[START Records for this exercise]

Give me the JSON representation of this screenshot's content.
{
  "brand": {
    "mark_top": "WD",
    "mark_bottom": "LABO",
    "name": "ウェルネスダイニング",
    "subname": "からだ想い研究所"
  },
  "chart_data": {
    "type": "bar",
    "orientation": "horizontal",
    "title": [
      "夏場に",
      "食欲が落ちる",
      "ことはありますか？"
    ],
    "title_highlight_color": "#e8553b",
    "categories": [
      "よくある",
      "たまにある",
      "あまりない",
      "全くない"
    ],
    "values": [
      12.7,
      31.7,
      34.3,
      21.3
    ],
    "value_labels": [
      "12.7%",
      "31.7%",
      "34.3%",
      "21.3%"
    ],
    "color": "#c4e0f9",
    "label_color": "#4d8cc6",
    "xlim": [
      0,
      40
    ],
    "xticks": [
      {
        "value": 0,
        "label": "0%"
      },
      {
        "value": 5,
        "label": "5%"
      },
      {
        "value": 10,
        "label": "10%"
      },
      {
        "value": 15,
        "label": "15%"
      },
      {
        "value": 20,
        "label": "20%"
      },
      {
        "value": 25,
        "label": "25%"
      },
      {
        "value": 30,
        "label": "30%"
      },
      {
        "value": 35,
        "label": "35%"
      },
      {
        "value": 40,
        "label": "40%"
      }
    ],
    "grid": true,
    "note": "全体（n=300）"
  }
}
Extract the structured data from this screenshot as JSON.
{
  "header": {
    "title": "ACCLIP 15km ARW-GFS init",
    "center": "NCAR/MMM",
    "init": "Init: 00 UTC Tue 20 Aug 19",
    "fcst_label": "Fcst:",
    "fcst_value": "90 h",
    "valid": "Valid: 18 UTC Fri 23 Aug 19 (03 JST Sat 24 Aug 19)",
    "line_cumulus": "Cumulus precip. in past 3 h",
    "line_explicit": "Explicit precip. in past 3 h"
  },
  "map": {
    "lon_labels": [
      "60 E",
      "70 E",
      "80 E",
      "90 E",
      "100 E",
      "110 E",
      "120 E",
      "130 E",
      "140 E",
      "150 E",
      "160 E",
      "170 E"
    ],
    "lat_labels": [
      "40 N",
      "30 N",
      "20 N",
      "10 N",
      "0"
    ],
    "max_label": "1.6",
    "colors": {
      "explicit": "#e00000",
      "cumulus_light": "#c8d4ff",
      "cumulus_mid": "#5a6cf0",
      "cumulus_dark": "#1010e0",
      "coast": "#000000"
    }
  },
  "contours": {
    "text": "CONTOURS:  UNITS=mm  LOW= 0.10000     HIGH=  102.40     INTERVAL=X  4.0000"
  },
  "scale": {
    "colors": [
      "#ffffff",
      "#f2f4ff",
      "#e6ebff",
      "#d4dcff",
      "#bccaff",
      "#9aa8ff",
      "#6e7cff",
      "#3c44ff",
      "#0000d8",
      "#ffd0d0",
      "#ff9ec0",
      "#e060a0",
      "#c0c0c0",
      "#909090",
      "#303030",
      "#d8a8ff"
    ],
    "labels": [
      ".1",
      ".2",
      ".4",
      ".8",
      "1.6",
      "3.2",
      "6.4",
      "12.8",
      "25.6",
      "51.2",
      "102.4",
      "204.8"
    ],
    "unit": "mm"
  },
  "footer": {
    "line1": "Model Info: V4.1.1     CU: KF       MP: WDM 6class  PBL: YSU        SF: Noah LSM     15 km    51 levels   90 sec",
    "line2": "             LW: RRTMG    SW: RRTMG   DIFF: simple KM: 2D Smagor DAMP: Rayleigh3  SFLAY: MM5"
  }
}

[END Records for this exercise]
[START Records for this exercise]

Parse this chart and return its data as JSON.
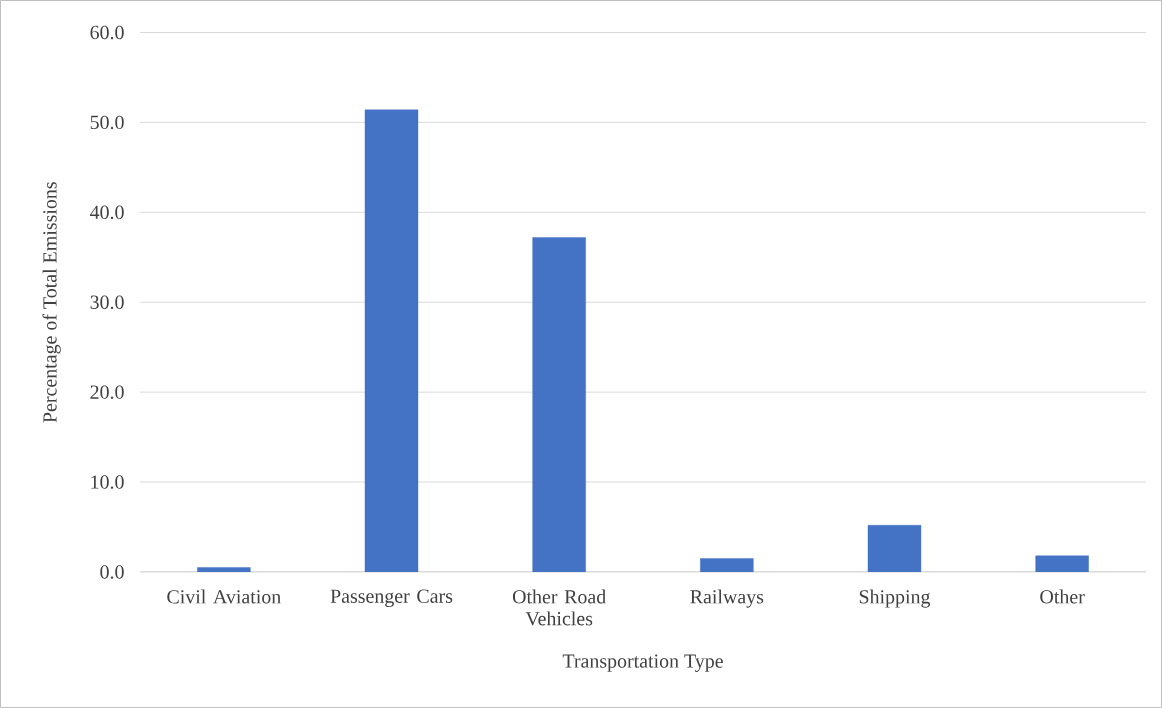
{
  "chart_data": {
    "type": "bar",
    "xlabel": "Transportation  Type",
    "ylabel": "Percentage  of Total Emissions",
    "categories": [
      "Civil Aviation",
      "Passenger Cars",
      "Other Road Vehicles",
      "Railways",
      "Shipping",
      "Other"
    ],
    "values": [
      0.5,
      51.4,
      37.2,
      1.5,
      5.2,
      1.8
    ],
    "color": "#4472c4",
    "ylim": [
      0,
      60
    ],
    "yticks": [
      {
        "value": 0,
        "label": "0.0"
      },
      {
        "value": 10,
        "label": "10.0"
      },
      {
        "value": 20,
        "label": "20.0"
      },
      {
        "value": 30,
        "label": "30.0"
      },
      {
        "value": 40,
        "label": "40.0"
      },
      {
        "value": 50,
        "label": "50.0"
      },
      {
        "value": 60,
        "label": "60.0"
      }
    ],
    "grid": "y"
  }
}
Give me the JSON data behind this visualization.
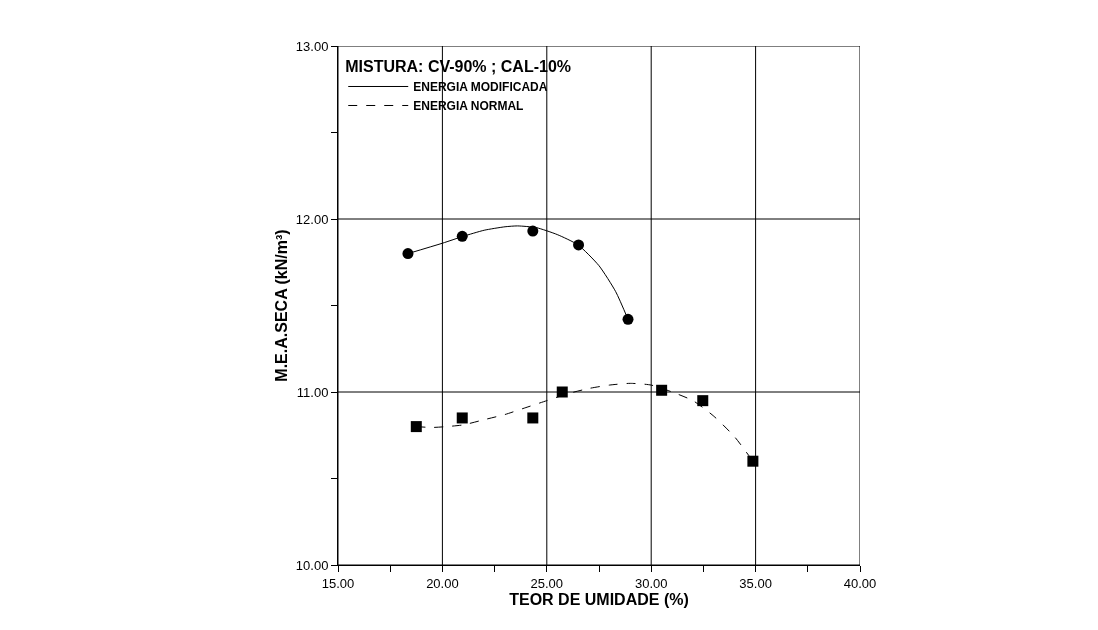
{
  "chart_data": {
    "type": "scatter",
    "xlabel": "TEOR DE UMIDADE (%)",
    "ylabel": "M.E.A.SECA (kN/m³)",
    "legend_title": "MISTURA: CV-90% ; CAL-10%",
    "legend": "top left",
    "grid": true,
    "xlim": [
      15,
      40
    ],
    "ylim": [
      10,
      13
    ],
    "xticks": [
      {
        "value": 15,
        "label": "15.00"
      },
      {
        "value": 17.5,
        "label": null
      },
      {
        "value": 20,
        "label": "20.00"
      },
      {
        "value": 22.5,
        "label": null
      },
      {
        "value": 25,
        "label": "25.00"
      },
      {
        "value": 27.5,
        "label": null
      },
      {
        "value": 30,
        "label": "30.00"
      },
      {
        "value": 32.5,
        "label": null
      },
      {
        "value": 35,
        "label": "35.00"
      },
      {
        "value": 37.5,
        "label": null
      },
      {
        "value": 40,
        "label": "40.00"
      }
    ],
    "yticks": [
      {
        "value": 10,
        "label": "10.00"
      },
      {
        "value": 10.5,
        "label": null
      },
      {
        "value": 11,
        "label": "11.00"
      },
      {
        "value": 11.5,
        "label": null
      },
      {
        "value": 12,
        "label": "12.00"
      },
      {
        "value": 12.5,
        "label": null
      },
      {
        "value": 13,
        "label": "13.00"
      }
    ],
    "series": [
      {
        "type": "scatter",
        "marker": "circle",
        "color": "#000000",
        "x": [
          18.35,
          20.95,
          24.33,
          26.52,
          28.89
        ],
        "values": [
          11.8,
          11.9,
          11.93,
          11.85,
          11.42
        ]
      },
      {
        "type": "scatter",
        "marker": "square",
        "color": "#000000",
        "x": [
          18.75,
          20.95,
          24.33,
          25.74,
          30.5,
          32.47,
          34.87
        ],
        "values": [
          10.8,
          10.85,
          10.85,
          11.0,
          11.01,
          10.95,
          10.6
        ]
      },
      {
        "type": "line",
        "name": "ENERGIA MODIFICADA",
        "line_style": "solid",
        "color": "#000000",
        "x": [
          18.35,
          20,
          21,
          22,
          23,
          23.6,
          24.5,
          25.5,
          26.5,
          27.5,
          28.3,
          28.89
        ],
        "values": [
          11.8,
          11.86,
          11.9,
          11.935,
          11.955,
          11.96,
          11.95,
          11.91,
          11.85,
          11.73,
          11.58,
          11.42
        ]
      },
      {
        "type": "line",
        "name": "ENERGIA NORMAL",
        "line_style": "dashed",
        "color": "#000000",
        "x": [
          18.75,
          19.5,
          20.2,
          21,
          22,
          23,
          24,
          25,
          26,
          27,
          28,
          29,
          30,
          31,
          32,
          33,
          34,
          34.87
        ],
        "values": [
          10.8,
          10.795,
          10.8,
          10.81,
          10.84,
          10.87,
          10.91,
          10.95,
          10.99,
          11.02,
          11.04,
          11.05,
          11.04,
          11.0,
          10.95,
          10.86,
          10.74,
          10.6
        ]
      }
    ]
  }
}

[END Records for this exercise]

* **Set task**: Look for lines containing the string "JSON" and copy them all.

* **Reply to the task**:
Give me the JSON representation of this screenshot's content.
Extract the structured data from this screenshot as JSON.
Parse this chart and return its data as JSON.
Give me the JSON data behind this visualization.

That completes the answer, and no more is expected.